Understanding the functionality of OpenCL kernels

GROMACS version: 2024.2
GROMACS modification: Yes/No
Here post your question

Hey,

I know there has recently been discussion on removing the OpenCL support soon. However, I have personal interest on OpenCL so I hope I could get some clarification to this here.

As a background, I am running Gromacs OpenCL on top of PoCL cpu-driver. Currently, I have focused only on nonbonded interactions, that are calculated at cpu through the OpenCL backend.

More specifically, I am stuck at the energy minimization step which produces wrong results:

Energy minimization has stopped, but the forces have not converged to the
requested precision Fmax < 1000 (which may not be possible for your system).
It stopped because the algorithm tried to make a new step whose size was too
small, or there was no change in the energy since last step. Either way, we
regard the minimization as converged to within the available machine
precision, given your starting configuration and EM parameters.)

To help the debugging, I have tried to minimize the simulated system by using single methanol molecule accompanied with 7 water molecules. Wrong force calculations are produced already at first iteration after the OpenCL kernel is executed.

I have set:

GMX_OCL_NOOPT=1
GMX_OCL_NOFASTGEN=1
GMX_OCL_DISABLE_FAST_MATH=1
GMX_GPU_DISABLE_COMPATIBILITY_CHECK=1
GMX_OCL_FORCE_CPU=1

Also, I have disabled USE_CJ_PREFETCH manually.

My gromacs installation:

GROMACS version: 2024-dev-20240130-4d5683a176-dirty
GIT SHA1 hash: 4d5683a176e64fa46ec9da70755d263fa23c9cdf (dirty)
Precision: mixed
Memory model: 64 bit
MPI library: thread_mpi
OpenMP support: enabled (GMX_OPENMP_MAX_THREADS = 128)
GPU support: OpenCL
NBNxM GPU setup: super-cluster 2x2x2 / cluster 4
SIMD instructions: AVX2_128
CPU FFT library: fftw-3.3.8-sse2-avx-avx2-avx2_128
GPU FFT library: clFFT
Multi-GPU FFT: none
RDTSCP usage: enabled
TNG support: enabled
Hwloc support: disabled
Tracing support: disabled
C compiler: /usr/bin/cc GNU 12.3.0
C compiler flags: -Wno-array-bounds -fexcess-precision=fast -funroll-all-loops -mavx2 -mfma -Wall -Wno-unused -Wunused-value -Wunused-parameter -Wextra -Wno-sign-compare -Wpointer-arith -Wundef -Werror=stringop-truncation -Wno-missing-field-initializers -O3 -DNDEBUG
C++ compiler: /usr/bin/c++ GNU 12.3.0
C++ compiler flags: -Wno-array-bounds -fexcess-precision=fast -funroll-all-loops -mavx2 -mfma -Wall -Wextra -Wpointer-arith -Wmissing-declarations -Wundef -Wstringop-truncation -Wno-missing-field-initializers -Wno-cast-function-type-strict -fopenmp -O3 -DNDEBUG
BLAS library: External - detected on the system
LAPACK library: External - detected on the system
OpenCL include dir: /usr/include
OpenCL library: /usr/lib/x86_64-linux-gnu/libOpenCL.so
OpenCL version: 3.0

So, lately I have been trying to figure out what the kernel actually does (the specific kernel is nbnxn_kernel_ElecEw_VdwLJCombGeom_VF_prune_opencl). Could someone elaborate on this? Global worksize seems to be 88x8, making a total of 11 work groups (each of size 8x8). So, this kernel executes a total of 704 times per iteration. What I don’t understand, is that how does this number map to 27 atoms that my system has? My idea was that there is grid where atoms lie, and each kernel execution handles part of that grid, but the number of kernel executions seem to be way too large for this.

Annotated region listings
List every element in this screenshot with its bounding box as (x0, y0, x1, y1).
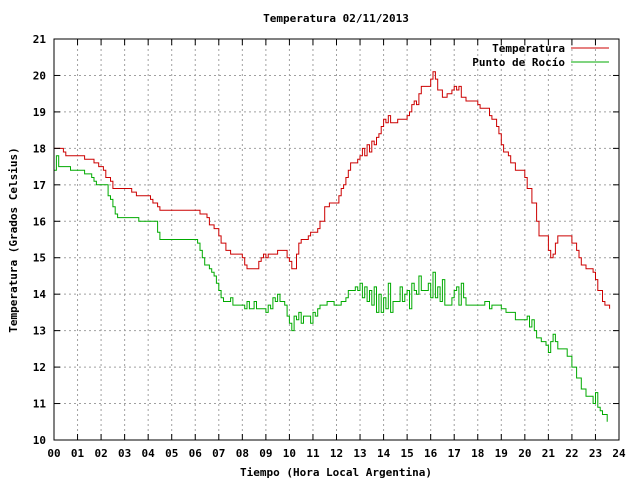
x-tick-label: 12 (330, 447, 343, 460)
series-layer (54, 71, 611, 422)
x-tick-label: 13 (353, 447, 366, 460)
x-tick-label: 08 (236, 447, 249, 460)
series-line-temperatura (54, 71, 611, 309)
x-tick-label: 21 (542, 447, 556, 460)
x-tick-label: 14 (377, 447, 391, 460)
x-tick-label: 06 (189, 447, 203, 460)
x-tick-label: 03 (118, 447, 131, 460)
x-tick-label: 23 (589, 447, 602, 460)
x-tick-label: 24 (612, 447, 626, 460)
x-tick-label: 00 (47, 447, 60, 460)
y-tick-label: 18 (33, 142, 46, 155)
x-tick-label: 19 (495, 447, 508, 460)
y-tick-label: 16 (33, 215, 47, 228)
y-tick-label: 17 (33, 179, 46, 192)
y-tick-label: 20 (33, 69, 46, 82)
x-tick-label: 17 (448, 447, 461, 460)
x-tick-label: 20 (518, 447, 531, 460)
y-tick-label: 12 (33, 361, 46, 374)
y-tick-label: 10 (33, 434, 46, 447)
chart-title: Temperatura 02/11/2013 (263, 12, 409, 25)
axis-ticks: 00 01 02 03 04 05 06 07 08 09 10 11 12 13 14 15 16 17 18 19… (33, 33, 626, 460)
x-tick-label: 07 (212, 447, 225, 460)
x-tick-label: 01 (71, 447, 85, 460)
y-tick-label: 19 (33, 106, 46, 119)
y-tick-label: 13 (33, 325, 46, 338)
x-tick-label: 05 (165, 447, 178, 460)
series-line-punto-de-rocio (54, 155, 608, 422)
x-tick-label: 15 (401, 447, 414, 460)
x-tick-label: 16 (424, 447, 438, 460)
y-tick-label: 14 (33, 288, 47, 301)
x-tick-label: 02 (94, 447, 107, 460)
x-axis-label: Tiempo (Hora Local Argentina) (240, 466, 432, 479)
y-tick-label: 11 (33, 398, 47, 411)
x-tick-label: 22 (565, 447, 578, 460)
x-tick-label: 09 (259, 447, 272, 460)
y-axis-label: Temperatura (Grados Celsius) (7, 147, 20, 332)
legend-label: Temperatura (492, 42, 565, 55)
y-tick-label: 15 (33, 252, 46, 265)
y-tick-label: 21 (33, 33, 47, 46)
x-tick-label: 10 (283, 447, 296, 460)
x-tick-label: 11 (306, 447, 320, 460)
x-tick-label: 18 (471, 447, 484, 460)
legend-label: Punto de Rocío (472, 56, 565, 69)
x-tick-label: 04 (142, 447, 156, 460)
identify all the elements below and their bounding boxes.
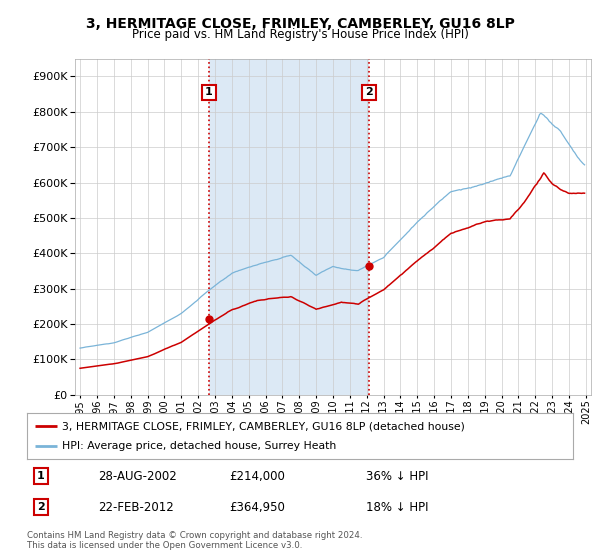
Text: £214,000: £214,000 [229, 470, 285, 483]
Text: 2: 2 [37, 502, 44, 512]
Text: 28-AUG-2002: 28-AUG-2002 [98, 470, 177, 483]
Text: £364,950: £364,950 [229, 501, 285, 514]
Text: 3, HERMITAGE CLOSE, FRIMLEY, CAMBERLEY, GU16 8LP: 3, HERMITAGE CLOSE, FRIMLEY, CAMBERLEY, … [86, 17, 514, 31]
Bar [209, 59, 369, 395]
Text: Price paid vs. HM Land Registry's House Price Index (HPI): Price paid vs. HM Land Registry's House … [131, 28, 469, 41]
Text: 1: 1 [205, 87, 213, 97]
Text: 3, HERMITAGE CLOSE, FRIMLEY, CAMBERLEY, GU16 8LP (detached house): 3, HERMITAGE CLOSE, FRIMLEY, CAMBERLEY, … [62, 421, 466, 431]
Text: 1: 1 [37, 471, 44, 481]
Text: Contains HM Land Registry data © Crown copyright and database right 2024.
This d: Contains HM Land Registry data © Crown c… [27, 531, 362, 550]
Text: HPI: Average price, detached house, Surrey Heath: HPI: Average price, detached house, Surr… [62, 441, 337, 451]
Text: 2: 2 [365, 87, 373, 97]
Text: 22-FEB-2012: 22-FEB-2012 [98, 501, 174, 514]
Text: 36% ↓ HPI: 36% ↓ HPI [365, 470, 428, 483]
Text: 18% ↓ HPI: 18% ↓ HPI [365, 501, 428, 514]
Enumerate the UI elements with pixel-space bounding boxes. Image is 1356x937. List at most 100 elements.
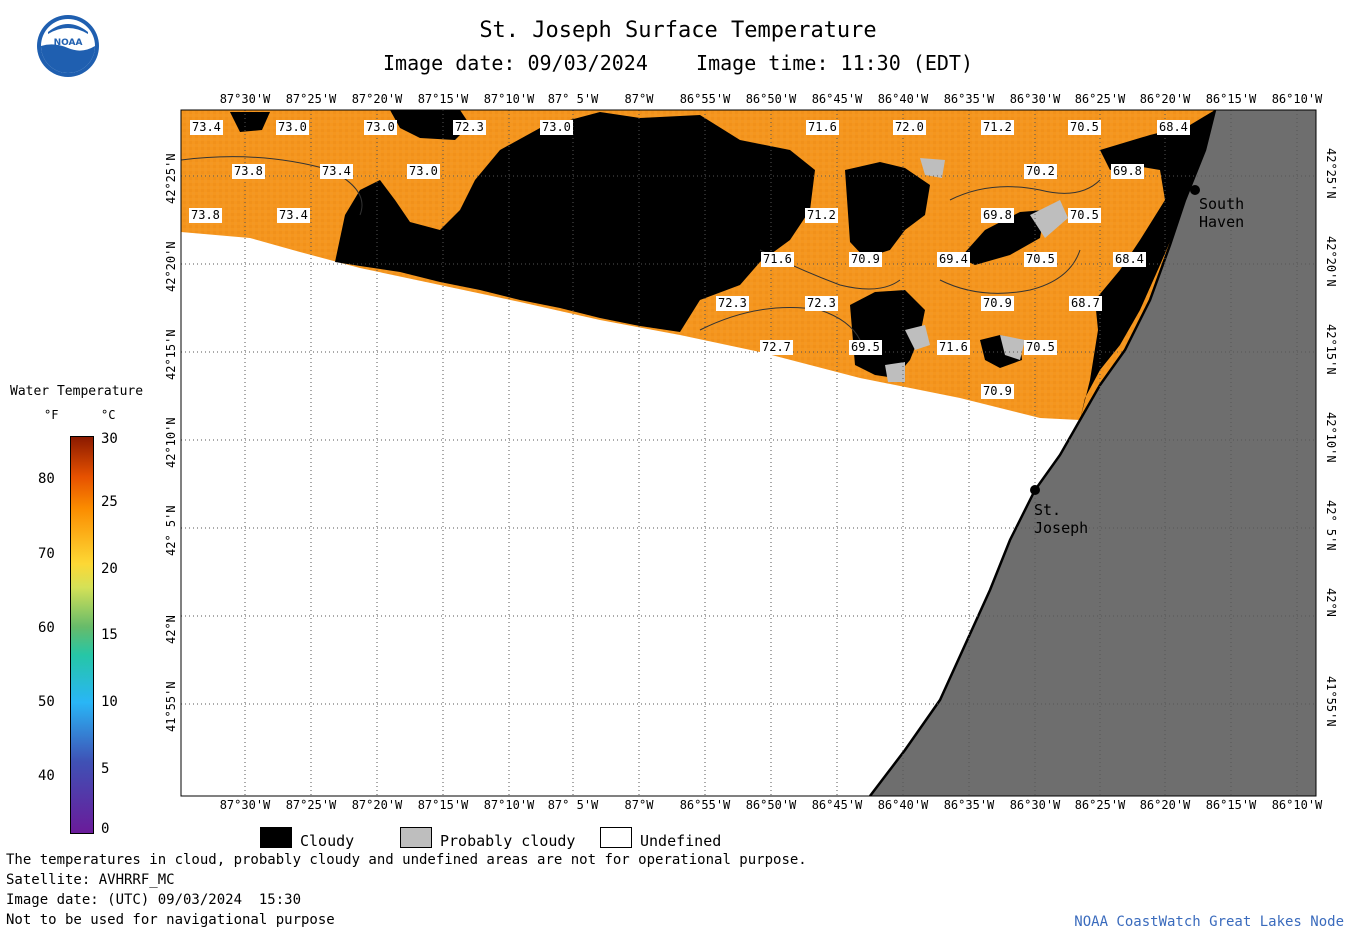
lat-tick-label: 42°20'N: [164, 241, 178, 292]
temperature-label: 73.4: [320, 164, 353, 179]
footer-satellite: Satellite: AVHRRF_MC: [6, 872, 175, 888]
temperature-label: 69.5: [849, 340, 882, 355]
lon-tick-label: 87°20'W: [351, 798, 403, 812]
temperature-label: 72.3: [716, 296, 749, 311]
st-joseph-marker: [1030, 485, 1040, 495]
lon-tick-label: 86°10'W: [1271, 798, 1323, 812]
colorbar-f-tick: 40: [38, 768, 55, 784]
lon-tick-label: 86°25'W: [1074, 92, 1126, 106]
noaa-logo-icon: NOAA: [36, 14, 100, 82]
lon-tick-label: 87°15'W: [417, 92, 469, 106]
lat-tick-label: 42° 5'N: [1324, 500, 1338, 551]
temperature-label: 70.9: [849, 252, 882, 267]
lon-tick-label: 87°10'W: [483, 92, 535, 106]
lon-tick-label: 87°W: [624, 92, 654, 106]
colorbar-c-tick: 10: [101, 694, 118, 710]
lat-tick-label: 42°25'N: [1324, 148, 1338, 199]
lon-tick-label: 86°20'W: [1139, 798, 1191, 812]
legend-swatch-cloudy: [260, 827, 292, 848]
temperature-label: 70.2: [1024, 164, 1057, 179]
colorbar-f-tick: 80: [38, 471, 55, 487]
lon-tick-label: 86°35'W: [943, 798, 995, 812]
lon-tick-label: 87°25'W: [285, 798, 337, 812]
temperature-label: 71.2: [981, 120, 1014, 135]
lon-tick-label: 86°50'W: [745, 798, 797, 812]
colorbar-c-tick: 25: [101, 494, 118, 510]
temperature-label: 69.8: [981, 208, 1014, 223]
temperature-label: 70.5: [1068, 208, 1101, 223]
temperature-label: 70.5: [1024, 252, 1057, 267]
lat-tick-label: 41°55'N: [164, 681, 178, 732]
lon-tick-label: 86°40'W: [877, 92, 929, 106]
noaa-logo-text: NOAA: [54, 38, 83, 48]
lon-tick-label: 86°25'W: [1074, 798, 1126, 812]
lat-tick-label: 42°25'N: [164, 153, 178, 204]
temperature-label: 68.7: [1069, 296, 1102, 311]
footer-credit: NOAA CoastWatch Great Lakes Node: [1074, 914, 1344, 930]
colorbar-unit-c: °C: [101, 408, 116, 422]
lon-tick-label: 87°W: [624, 798, 654, 812]
footer-nav-warning: Not to be used for navigational purpose: [6, 912, 335, 928]
colorbar-title: Water Temperature: [10, 384, 144, 399]
temperature-label: 68.4: [1157, 120, 1190, 135]
probably-cloudy-area: [905, 325, 930, 350]
cloud-area-mid3: [960, 210, 1045, 265]
lon-tick-label: 86°10'W: [1271, 92, 1323, 106]
lon-tick-label: 87°10'W: [483, 798, 535, 812]
temperature-label: 71.6: [937, 340, 970, 355]
lon-tick-label: 86°15'W: [1205, 92, 1257, 106]
temperature-label: 73.0: [364, 120, 397, 135]
temperature-label: 73.0: [540, 120, 573, 135]
lon-tick-label: 87°15'W: [417, 798, 469, 812]
temperature-label: 70.9: [981, 384, 1014, 399]
cloud-area-mid2: [850, 290, 925, 378]
lon-tick-label: 87° 5'W: [547, 92, 599, 106]
legend-swatch-probably-cloudy: [400, 827, 432, 848]
colorbar-c-tick: 30: [101, 431, 118, 447]
colorbar-c-tick: 0: [101, 821, 110, 837]
lon-tick-label: 87°20'W: [351, 92, 403, 106]
cloud-area-mid: [845, 162, 930, 258]
temperature-label: 72.3: [453, 120, 486, 135]
legend-swatch-undefined: [600, 827, 632, 848]
coastline: [869, 110, 1217, 796]
lon-tick-label: 86°20'W: [1139, 92, 1191, 106]
temperature-label: 70.5: [1068, 120, 1101, 135]
lon-tick-label: 86°35'W: [943, 92, 995, 106]
temperature-label: 72.7: [760, 340, 793, 355]
lat-tick-label: 42° 5'N: [164, 505, 178, 556]
lat-tick-label: 42°N: [164, 615, 178, 644]
temperature-label: 70.9: [981, 296, 1014, 311]
legend-label-probably-cloudy: Probably cloudy: [440, 832, 576, 850]
colorbar-c-tick: 20: [101, 561, 118, 577]
colorbar-f-tick: 50: [38, 694, 55, 710]
lat-tick-label: 42°10'N: [164, 417, 178, 468]
temperature-label: 73.8: [189, 208, 222, 223]
probably-cloudy-area: [1030, 200, 1068, 238]
colorbar: [70, 436, 94, 834]
lon-tick-label: 87°30'W: [219, 92, 271, 106]
land-area: [870, 110, 1316, 796]
lon-tick-label: 86°30'W: [1009, 92, 1061, 106]
temperature-label: 71.2: [805, 208, 838, 223]
temperature-label: 72.0: [893, 120, 926, 135]
footer-image-date: Image date: (UTC) 09/03/2024 15:30: [6, 892, 302, 908]
colorbar-c-tick: 5: [101, 761, 110, 777]
lat-tick-label: 41°55'N: [1324, 676, 1338, 727]
lat-tick-label: 42°10'N: [1324, 412, 1338, 463]
lon-tick-label: 87°25'W: [285, 92, 337, 106]
south-haven-marker: [1190, 185, 1200, 195]
lon-tick-label: 86°45'W: [811, 798, 863, 812]
temperature-label: 73.4: [190, 120, 223, 135]
lon-tick-label: 86°30'W: [1009, 798, 1061, 812]
colorbar-f-tick: 70: [38, 546, 55, 562]
footer-note: The temperatures in cloud, probably clou…: [6, 852, 807, 868]
temperature-label: 71.6: [806, 120, 839, 135]
lat-tick-label: 42°20'N: [1324, 236, 1338, 287]
probably-cloudy-area: [920, 158, 945, 178]
lon-tick-label: 86°55'W: [679, 92, 731, 106]
temperature-label: 71.6: [761, 252, 794, 267]
temperature-label: 72.3: [805, 296, 838, 311]
probably-cloudy-area: [885, 362, 905, 382]
temperature-label: 68.4: [1113, 252, 1146, 267]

PROBLEMS
1. In the OpenCL kernels thread, how many atoms does the poster's test system contain?
2. In the records, substitute "temp-reading" for "temperature-label" in everything from the line containing "lat-tick-label: 42°20'N: [164, 241, 178, 292]" down to the line containing "noaa-logo-icon: NOAA: [36, 14, 100, 82]", both included, and give only those lines with nothing else changed.

TASK RESULTS
1. 27 atoms.

2.
lat-tick-label: 42°20'N: [164, 241, 178, 292]
temp-reading: 73.4: [320, 164, 353, 179]
footer-satellite: Satellite: AVHRRF_MC: [6, 872, 175, 888]
temp-reading: 69.5: [849, 340, 882, 355]
lon-tick-label: 87°20'W: [351, 798, 403, 812]
temp-reading: 72.3: [716, 296, 749, 311]
st-joseph-marker: [1030, 485, 1040, 495]
lon-tick-label: 86°10'W: [1271, 798, 1323, 812]
colorbar-f-tick: 40: [38, 768, 55, 784]
lon-tick-label: 86°25'W: [1074, 92, 1126, 106]
noaa-logo-icon: NOAA: [36, 14, 100, 82]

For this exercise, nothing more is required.